◆ Task to complete: Separate out the lines that hold "JSON".
* Start Input for this task *
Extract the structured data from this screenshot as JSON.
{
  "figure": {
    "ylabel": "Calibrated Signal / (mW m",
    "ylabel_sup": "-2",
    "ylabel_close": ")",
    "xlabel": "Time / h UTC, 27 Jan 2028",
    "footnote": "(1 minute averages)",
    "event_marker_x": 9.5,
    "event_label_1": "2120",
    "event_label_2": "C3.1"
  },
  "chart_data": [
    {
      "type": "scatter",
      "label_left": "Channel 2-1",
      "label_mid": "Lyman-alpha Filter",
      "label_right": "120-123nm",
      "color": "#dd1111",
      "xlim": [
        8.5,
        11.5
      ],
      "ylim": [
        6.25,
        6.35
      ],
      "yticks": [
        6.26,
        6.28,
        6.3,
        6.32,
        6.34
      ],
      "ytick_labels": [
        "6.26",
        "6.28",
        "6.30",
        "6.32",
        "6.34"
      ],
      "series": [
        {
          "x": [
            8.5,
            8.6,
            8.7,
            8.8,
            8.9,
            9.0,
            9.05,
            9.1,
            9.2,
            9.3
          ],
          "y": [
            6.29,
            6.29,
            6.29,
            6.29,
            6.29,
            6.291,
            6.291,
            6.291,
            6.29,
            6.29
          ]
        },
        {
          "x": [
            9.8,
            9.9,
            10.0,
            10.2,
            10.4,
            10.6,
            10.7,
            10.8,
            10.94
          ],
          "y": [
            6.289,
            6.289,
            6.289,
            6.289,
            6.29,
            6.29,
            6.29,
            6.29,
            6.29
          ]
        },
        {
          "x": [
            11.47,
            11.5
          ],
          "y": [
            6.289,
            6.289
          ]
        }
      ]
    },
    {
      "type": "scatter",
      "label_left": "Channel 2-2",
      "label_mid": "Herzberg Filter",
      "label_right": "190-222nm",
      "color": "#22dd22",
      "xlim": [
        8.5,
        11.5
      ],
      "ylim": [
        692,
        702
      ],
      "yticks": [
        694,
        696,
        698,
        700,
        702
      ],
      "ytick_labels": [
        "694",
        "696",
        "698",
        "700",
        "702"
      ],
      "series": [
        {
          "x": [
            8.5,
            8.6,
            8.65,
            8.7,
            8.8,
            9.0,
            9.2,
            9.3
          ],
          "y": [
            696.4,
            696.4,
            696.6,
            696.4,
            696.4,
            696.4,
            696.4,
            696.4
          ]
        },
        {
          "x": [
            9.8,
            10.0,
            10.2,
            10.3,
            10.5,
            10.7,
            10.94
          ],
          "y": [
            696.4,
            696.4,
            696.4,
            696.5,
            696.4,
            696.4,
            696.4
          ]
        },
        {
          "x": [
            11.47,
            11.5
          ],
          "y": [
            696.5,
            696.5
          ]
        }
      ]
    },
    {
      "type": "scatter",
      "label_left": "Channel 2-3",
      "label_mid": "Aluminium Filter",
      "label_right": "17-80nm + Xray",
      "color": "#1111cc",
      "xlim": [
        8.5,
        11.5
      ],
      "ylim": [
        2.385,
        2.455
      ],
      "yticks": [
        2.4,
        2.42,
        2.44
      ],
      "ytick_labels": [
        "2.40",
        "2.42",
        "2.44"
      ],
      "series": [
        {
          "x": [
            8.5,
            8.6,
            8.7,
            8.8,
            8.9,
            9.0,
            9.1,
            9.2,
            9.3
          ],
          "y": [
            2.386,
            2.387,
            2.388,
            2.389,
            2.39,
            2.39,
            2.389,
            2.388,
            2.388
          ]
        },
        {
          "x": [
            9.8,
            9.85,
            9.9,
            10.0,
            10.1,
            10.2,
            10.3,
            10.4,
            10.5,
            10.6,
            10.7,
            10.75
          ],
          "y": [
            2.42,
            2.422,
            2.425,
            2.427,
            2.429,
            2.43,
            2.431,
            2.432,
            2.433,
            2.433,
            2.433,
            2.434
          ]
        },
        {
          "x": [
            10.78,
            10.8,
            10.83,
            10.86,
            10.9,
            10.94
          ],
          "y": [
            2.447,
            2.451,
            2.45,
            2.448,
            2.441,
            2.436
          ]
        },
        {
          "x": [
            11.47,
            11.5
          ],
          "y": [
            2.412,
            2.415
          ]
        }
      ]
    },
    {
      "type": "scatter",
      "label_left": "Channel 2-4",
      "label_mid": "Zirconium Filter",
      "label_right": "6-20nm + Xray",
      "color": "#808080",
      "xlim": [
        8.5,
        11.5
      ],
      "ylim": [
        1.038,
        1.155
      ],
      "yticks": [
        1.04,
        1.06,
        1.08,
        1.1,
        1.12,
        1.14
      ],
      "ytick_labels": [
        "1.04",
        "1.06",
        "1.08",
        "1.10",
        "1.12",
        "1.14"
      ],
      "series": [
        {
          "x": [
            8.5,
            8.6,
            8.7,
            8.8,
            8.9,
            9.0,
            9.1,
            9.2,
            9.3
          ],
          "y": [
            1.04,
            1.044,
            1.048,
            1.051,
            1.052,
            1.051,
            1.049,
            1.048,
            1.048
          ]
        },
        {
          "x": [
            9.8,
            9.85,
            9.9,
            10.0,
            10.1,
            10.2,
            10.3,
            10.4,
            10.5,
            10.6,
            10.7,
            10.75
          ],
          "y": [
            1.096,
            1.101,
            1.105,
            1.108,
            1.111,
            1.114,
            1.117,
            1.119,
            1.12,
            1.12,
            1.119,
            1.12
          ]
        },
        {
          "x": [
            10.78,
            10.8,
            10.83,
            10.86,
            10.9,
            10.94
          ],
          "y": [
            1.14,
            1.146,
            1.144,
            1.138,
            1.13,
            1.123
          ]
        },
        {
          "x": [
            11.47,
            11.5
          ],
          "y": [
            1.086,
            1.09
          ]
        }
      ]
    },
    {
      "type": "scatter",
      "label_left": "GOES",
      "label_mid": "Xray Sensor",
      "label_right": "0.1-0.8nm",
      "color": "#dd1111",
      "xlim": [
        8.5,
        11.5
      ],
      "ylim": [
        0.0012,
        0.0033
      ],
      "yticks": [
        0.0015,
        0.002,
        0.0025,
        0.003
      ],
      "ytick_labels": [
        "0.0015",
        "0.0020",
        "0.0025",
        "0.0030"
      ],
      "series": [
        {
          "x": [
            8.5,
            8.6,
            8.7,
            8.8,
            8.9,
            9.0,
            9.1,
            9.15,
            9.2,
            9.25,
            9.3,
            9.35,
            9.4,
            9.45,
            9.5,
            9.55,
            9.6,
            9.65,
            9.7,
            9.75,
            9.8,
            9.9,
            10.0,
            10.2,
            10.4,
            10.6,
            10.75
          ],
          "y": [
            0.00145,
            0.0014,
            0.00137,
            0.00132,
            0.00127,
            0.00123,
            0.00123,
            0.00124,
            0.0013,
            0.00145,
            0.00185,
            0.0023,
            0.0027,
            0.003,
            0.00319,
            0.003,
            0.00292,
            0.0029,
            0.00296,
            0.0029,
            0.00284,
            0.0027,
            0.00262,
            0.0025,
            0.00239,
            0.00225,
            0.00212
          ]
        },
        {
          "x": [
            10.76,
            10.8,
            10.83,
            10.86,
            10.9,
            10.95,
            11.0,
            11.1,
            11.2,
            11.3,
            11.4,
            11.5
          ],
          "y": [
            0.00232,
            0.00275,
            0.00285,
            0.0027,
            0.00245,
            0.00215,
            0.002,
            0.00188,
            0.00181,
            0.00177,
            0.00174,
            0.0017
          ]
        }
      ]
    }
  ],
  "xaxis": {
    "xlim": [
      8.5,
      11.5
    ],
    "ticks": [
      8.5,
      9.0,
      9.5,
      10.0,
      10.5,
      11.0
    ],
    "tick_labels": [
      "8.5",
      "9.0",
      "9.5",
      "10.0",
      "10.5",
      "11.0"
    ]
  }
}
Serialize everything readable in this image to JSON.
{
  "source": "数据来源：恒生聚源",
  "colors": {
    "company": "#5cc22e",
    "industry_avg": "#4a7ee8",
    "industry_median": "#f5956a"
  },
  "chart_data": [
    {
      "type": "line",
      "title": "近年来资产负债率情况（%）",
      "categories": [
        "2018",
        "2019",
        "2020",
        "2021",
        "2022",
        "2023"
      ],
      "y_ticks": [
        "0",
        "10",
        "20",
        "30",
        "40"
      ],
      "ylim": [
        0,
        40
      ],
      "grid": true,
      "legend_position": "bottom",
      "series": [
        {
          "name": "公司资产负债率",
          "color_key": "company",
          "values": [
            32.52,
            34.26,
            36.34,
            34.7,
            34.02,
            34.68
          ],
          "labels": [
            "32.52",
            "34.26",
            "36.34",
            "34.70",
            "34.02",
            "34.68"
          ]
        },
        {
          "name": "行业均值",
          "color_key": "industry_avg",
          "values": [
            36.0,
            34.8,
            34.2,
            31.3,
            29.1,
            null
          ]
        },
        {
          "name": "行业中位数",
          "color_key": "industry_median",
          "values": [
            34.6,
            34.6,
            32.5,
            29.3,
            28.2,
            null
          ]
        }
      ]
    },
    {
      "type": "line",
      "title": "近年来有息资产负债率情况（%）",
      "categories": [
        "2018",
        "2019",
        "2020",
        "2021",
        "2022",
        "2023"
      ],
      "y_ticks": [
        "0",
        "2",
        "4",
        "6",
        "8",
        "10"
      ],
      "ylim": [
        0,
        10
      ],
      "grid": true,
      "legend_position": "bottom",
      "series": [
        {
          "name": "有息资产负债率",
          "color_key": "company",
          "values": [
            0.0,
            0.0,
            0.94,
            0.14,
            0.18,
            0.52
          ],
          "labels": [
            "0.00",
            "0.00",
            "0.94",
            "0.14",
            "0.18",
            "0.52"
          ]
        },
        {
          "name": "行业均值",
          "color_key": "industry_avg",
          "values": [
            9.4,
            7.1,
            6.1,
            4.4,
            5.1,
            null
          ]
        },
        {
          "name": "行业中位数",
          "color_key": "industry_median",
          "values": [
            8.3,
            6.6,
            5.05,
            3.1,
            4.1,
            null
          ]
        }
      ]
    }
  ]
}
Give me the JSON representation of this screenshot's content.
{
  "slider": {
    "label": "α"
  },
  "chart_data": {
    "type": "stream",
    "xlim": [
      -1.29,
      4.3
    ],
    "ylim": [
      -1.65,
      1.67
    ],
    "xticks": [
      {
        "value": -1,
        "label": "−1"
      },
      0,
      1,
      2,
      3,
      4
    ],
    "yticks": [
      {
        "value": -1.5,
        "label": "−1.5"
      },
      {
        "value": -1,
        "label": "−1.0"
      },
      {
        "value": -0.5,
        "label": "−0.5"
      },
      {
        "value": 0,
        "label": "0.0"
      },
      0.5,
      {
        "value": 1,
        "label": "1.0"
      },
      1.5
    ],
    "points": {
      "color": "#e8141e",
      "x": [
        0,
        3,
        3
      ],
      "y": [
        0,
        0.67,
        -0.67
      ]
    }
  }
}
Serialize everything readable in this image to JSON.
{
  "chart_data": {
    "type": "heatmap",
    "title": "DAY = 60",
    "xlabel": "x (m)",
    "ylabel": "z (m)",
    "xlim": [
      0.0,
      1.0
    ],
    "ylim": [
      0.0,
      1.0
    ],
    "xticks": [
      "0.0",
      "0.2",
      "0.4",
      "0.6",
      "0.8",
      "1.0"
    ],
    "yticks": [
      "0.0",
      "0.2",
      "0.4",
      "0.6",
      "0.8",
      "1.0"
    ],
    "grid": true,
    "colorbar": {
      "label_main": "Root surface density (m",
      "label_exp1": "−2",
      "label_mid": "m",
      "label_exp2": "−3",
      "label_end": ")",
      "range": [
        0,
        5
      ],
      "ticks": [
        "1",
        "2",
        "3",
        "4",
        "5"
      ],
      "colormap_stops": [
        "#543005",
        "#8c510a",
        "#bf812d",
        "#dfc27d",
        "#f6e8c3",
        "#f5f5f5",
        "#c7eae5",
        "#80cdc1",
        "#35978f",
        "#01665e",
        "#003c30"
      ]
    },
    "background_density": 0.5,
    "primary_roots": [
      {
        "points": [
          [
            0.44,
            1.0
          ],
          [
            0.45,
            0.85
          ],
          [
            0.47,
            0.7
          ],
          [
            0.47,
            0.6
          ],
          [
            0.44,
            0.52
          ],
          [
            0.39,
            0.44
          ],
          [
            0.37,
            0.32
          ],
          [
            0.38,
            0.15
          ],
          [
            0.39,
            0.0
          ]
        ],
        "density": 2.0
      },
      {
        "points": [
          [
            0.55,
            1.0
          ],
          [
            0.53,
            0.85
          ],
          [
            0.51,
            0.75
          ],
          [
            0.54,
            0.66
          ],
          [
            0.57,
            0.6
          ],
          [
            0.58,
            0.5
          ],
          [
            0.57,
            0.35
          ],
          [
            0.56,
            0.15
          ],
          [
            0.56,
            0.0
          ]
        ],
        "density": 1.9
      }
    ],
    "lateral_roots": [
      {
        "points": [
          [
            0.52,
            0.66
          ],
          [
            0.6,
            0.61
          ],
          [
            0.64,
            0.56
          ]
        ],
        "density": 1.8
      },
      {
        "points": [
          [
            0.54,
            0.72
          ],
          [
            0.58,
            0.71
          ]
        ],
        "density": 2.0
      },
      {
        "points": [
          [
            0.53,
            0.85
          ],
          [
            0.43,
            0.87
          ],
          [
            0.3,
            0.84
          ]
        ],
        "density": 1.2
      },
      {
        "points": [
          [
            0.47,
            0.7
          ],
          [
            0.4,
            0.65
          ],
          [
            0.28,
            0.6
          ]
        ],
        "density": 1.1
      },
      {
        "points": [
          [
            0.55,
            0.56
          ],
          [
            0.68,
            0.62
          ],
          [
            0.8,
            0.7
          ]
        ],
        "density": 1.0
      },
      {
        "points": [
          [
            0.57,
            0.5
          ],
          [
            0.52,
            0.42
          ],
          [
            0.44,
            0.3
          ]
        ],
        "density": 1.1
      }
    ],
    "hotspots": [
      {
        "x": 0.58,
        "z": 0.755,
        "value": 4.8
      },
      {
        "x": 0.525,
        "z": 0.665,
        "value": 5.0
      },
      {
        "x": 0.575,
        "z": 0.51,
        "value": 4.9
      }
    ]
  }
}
* End Input for this task *
◆ Exercise response:
Extract the structured data from this screenshot as JSON.
Serialize everything readable in this image to JSON.
Give me the JSON representation of this screenshot's content.
Serialize everything readable in this image to JSON.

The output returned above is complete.